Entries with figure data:
________________________
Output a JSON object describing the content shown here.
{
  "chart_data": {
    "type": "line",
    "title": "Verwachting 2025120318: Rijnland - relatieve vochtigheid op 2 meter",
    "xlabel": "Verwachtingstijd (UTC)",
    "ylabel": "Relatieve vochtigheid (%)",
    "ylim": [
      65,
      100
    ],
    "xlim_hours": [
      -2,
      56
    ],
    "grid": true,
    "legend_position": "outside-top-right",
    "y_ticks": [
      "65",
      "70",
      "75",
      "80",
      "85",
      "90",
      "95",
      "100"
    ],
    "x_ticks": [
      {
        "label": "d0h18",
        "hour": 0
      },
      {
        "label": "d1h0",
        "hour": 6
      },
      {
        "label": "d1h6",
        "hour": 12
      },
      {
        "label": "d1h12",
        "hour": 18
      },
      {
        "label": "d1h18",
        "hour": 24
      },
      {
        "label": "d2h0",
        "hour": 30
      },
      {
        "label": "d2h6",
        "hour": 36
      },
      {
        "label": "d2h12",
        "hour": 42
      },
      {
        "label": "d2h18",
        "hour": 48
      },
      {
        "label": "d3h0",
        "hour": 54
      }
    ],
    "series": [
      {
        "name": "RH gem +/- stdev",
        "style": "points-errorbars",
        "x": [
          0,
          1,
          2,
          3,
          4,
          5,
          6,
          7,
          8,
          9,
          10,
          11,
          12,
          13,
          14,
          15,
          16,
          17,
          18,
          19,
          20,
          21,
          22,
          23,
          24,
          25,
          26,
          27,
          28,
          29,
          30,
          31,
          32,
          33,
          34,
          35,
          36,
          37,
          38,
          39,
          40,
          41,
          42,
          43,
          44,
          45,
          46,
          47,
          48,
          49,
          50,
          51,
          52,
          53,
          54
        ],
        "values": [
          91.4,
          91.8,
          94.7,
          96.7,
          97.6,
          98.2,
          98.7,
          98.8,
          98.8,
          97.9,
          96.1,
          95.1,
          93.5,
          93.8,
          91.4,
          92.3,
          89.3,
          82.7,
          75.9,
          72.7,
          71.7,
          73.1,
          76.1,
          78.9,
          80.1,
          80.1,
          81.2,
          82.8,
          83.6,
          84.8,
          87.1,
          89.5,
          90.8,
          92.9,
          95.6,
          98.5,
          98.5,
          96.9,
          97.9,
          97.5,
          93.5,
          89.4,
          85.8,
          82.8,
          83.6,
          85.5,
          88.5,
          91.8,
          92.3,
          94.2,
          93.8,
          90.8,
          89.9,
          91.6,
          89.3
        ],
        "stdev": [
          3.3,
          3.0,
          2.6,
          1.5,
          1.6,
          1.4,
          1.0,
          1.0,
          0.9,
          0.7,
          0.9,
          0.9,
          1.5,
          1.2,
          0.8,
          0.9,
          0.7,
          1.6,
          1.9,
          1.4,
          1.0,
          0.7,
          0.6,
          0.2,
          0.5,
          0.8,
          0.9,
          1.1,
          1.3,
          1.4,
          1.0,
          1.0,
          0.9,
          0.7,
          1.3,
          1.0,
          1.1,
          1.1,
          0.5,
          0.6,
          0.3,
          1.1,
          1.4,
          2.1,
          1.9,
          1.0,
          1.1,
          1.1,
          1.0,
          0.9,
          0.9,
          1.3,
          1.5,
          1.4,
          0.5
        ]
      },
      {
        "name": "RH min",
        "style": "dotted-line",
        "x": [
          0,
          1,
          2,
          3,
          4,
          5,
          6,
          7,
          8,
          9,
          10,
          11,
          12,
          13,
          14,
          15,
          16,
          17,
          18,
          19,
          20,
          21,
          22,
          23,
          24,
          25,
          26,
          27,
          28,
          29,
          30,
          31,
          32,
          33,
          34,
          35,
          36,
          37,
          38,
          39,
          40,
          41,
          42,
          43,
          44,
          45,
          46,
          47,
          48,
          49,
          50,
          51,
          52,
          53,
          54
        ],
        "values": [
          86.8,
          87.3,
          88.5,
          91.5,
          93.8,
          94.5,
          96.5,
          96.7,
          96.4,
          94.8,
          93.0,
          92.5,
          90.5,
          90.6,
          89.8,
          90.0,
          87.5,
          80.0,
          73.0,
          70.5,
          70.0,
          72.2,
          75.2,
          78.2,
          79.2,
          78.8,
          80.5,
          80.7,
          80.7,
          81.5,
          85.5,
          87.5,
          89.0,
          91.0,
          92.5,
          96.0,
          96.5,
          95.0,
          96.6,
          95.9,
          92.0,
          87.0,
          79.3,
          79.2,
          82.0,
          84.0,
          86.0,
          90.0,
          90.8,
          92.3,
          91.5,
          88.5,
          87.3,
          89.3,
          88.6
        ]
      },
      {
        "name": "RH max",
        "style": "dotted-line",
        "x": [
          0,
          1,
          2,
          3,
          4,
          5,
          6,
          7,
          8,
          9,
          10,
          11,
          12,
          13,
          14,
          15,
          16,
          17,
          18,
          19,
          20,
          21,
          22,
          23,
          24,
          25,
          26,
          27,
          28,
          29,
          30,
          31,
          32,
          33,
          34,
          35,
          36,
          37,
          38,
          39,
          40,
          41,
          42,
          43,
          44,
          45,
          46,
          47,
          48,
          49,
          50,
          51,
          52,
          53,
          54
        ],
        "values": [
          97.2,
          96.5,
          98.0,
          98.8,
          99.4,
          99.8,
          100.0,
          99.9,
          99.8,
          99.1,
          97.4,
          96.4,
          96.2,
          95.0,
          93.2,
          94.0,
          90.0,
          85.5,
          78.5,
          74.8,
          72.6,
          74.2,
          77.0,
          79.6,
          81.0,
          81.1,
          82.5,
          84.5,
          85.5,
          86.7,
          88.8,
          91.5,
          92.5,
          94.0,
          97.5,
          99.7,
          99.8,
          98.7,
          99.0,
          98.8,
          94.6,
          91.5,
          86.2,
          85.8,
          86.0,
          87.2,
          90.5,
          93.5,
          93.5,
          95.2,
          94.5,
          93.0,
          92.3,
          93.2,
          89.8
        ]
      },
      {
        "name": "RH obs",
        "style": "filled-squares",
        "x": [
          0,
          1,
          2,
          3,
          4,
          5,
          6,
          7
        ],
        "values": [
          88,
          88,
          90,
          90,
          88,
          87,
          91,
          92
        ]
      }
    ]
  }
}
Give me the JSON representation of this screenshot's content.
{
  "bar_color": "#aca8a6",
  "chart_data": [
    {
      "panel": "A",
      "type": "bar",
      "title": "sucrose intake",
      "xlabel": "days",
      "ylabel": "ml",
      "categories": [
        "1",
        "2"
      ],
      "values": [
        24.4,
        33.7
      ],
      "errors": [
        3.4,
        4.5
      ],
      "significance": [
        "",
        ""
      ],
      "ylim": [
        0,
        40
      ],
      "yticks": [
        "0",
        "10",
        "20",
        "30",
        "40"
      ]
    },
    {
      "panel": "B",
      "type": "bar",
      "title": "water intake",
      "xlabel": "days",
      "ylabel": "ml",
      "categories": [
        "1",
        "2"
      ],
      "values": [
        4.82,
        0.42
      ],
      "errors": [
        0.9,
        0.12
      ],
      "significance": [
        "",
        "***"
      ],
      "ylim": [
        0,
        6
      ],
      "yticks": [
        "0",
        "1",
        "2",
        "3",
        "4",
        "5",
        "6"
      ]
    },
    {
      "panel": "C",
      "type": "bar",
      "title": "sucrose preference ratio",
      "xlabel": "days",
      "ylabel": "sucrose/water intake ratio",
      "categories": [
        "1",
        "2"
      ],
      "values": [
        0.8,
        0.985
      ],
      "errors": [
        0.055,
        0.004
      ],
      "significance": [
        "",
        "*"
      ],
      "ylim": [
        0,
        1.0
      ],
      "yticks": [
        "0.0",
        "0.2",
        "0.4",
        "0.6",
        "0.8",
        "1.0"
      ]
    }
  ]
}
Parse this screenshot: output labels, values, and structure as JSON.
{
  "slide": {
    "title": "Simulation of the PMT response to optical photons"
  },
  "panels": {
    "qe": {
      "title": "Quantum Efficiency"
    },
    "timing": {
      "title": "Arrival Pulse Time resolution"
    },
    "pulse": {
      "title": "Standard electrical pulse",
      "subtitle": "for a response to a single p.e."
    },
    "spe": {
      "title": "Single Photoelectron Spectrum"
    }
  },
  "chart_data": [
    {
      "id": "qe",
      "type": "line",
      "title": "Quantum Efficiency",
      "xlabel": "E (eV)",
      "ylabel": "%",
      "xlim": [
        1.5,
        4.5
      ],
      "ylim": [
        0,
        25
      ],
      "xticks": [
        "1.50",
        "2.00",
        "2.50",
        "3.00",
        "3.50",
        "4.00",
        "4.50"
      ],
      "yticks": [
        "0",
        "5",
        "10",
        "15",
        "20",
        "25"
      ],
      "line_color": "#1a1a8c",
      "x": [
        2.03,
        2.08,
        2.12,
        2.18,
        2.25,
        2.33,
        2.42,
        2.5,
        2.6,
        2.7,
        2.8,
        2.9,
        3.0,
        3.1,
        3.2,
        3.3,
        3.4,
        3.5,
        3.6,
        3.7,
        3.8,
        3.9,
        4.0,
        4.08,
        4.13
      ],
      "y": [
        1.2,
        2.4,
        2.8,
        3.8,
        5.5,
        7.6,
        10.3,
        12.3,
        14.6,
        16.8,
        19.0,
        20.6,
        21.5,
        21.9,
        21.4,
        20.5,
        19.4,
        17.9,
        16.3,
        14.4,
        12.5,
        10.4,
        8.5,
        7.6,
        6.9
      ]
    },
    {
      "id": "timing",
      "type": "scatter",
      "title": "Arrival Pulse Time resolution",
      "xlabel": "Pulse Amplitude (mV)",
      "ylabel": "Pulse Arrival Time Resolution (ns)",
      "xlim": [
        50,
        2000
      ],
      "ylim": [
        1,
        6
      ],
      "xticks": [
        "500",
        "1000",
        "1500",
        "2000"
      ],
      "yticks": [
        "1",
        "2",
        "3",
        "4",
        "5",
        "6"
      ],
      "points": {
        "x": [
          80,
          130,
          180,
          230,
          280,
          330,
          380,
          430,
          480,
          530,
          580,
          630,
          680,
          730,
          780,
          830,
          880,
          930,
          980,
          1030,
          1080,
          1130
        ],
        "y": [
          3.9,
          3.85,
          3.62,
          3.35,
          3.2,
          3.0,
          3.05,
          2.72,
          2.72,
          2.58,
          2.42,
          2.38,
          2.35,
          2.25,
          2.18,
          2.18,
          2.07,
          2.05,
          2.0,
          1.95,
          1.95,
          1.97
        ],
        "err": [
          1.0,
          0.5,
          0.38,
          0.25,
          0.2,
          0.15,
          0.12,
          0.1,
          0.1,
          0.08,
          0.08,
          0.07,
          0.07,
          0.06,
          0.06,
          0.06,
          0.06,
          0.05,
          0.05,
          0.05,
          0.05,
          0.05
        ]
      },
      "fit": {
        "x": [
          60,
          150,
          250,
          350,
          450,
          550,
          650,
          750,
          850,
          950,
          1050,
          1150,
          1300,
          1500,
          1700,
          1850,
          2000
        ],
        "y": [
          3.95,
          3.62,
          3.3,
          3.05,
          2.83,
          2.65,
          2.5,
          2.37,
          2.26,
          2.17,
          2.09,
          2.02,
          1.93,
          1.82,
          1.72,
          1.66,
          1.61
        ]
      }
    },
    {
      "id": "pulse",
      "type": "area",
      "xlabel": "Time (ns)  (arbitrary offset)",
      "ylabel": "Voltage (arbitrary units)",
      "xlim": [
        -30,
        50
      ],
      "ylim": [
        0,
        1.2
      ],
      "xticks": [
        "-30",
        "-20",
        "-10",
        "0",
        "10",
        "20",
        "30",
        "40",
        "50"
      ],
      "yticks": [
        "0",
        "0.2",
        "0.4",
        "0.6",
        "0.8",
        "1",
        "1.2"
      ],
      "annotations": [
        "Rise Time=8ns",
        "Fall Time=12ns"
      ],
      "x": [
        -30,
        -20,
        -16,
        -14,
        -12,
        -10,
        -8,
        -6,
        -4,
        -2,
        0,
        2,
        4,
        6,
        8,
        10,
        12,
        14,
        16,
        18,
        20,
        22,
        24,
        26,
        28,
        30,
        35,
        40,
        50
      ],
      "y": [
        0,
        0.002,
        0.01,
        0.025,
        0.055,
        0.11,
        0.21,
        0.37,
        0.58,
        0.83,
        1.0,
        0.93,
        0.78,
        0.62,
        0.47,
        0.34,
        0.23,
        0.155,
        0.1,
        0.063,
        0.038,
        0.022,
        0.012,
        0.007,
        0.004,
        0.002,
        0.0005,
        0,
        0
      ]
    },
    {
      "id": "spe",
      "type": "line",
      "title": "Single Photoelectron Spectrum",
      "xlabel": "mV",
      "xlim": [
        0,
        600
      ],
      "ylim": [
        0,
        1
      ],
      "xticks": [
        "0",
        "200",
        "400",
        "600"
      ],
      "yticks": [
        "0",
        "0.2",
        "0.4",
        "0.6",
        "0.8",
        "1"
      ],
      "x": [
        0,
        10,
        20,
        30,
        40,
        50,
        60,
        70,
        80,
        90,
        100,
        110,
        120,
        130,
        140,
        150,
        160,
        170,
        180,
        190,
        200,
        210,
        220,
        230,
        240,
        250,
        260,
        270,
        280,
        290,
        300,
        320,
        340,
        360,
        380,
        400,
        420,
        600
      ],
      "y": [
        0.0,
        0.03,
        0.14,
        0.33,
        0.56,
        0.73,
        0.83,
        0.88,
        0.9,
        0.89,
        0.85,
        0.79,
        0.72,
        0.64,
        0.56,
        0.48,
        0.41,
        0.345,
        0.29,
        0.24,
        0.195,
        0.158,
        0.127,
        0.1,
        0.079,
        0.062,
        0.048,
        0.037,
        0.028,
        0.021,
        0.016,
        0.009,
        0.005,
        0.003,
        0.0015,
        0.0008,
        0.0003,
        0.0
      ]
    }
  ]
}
________________________
> **THE PROBLEM**
Filter the records above and return every line that holds the word "xlabel".

> **EXERCISE OUTPUT**
    "xlabel": "Verwachtingstijd (UTC)",
      "xlabel": "days",
      "xlabel": "days",
      "xlabel": "days",
      "xlabel": "E (eV)",
      "xlabel": "Pulse Amplitude (mV)",
      "xlabel": "Time (ns)  (arbitrary offset)",
      "xlabel": "mV",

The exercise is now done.